▶ [WHAT THE TASK ASKS] Show all lines from the listing below that contain "dismissed".

▶ [EXERCISE MATERIAL]

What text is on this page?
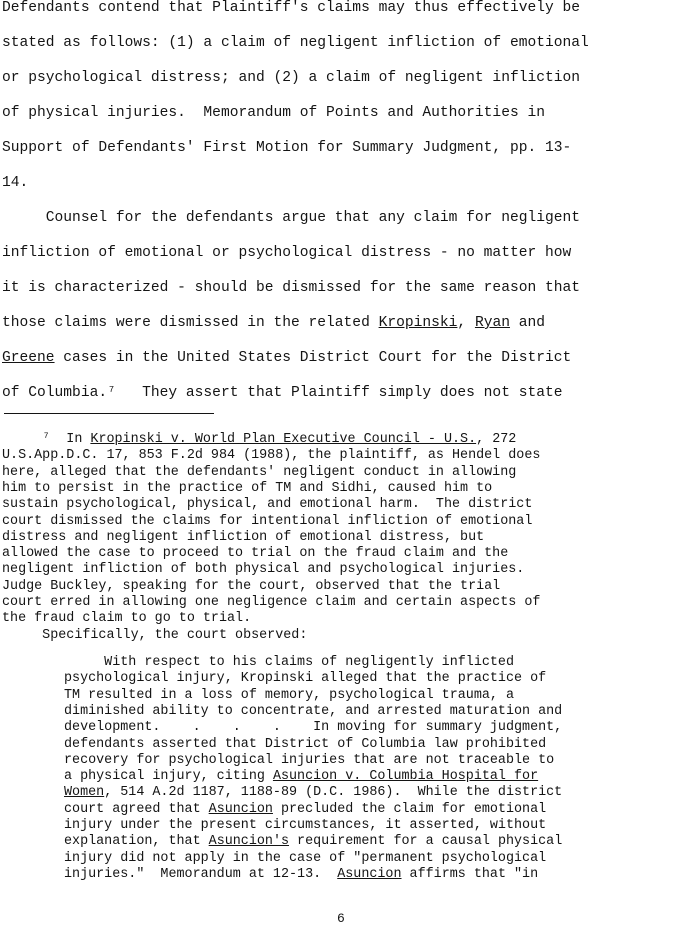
Defendants contend that Plaintiff's claims may thus effectively be
stated as follows: (1) a claim of negligent infliction of emotional
or psychological distress; and (2) a claim of negligent infliction
of physical injuries.  Memorandum of Points and Authorities in
Support of Defendants' First Motion for Summary Judgment, pp. 13-
14.
Counsel for the defendants argue that any claim for negligent
infliction of emotional or psychological distress - no matter how
it is characterized - should be dismissed for the same reason that
those claims were dismissed in the related Kropinski, Ryan and
Greene cases in the United States District Court for the District
of Columbia.⁷   They assert that Plaintiff simply does not state
⁷  In Kropinski v. World Plan Executive Council - U.S., 272
U.S.App.D.C. 17, 853 F.2d 984 (1988), the plaintiff, as Hendel does
here, alleged that the defendants' negligent conduct in allowing
him to persist in the practice of TM and Sidhi, caused him to
sustain psychological, physical, and emotional harm.  The district
court dismissed the claims for intentional infliction of emotional
distress and negligent infliction of emotional distress, but
allowed the case to proceed to trial on the fraud claim and the
negligent infliction of both physical and psychological injuries.
Judge Buckley, speaking for the court, observed that the trial
court erred in allowing one negligence claim and certain aspects of
the fraud claim to go to trial.
Specifically, the court observed:
With respect to his claims of negligently inflicted
psychological injury, Kropinski alleged that the practice of
TM resulted in a loss of memory, psychological trauma, a
diminished ability to concentrate, and arrested maturation and
development.    .    .    .    In moving for summary judgment,
defendants asserted that District of Columbia law prohibited
recovery for psychological injuries that are not traceable to
a physical injury, citing Asuncion v. Columbia Hospital for
Women, 514 A.2d 1187, 1188-89 (D.C. 1986).  While the district
court agreed that Asuncion precluded the claim for emotional
injury under the present circumstances, it asserted, without
explanation, that Asuncion's requirement for a causal physical
injury did not apply in the case of "permanent psychological
injuries."  Memorandum at 12-13.  Asuncion affirms that "in
6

▶ [THE OUTPUT]
it is characterized - should be dismissed for the same reason that
those claims were dismissed in the related Kropinski, Ryan and
court dismissed the claims for intentional infliction of emotional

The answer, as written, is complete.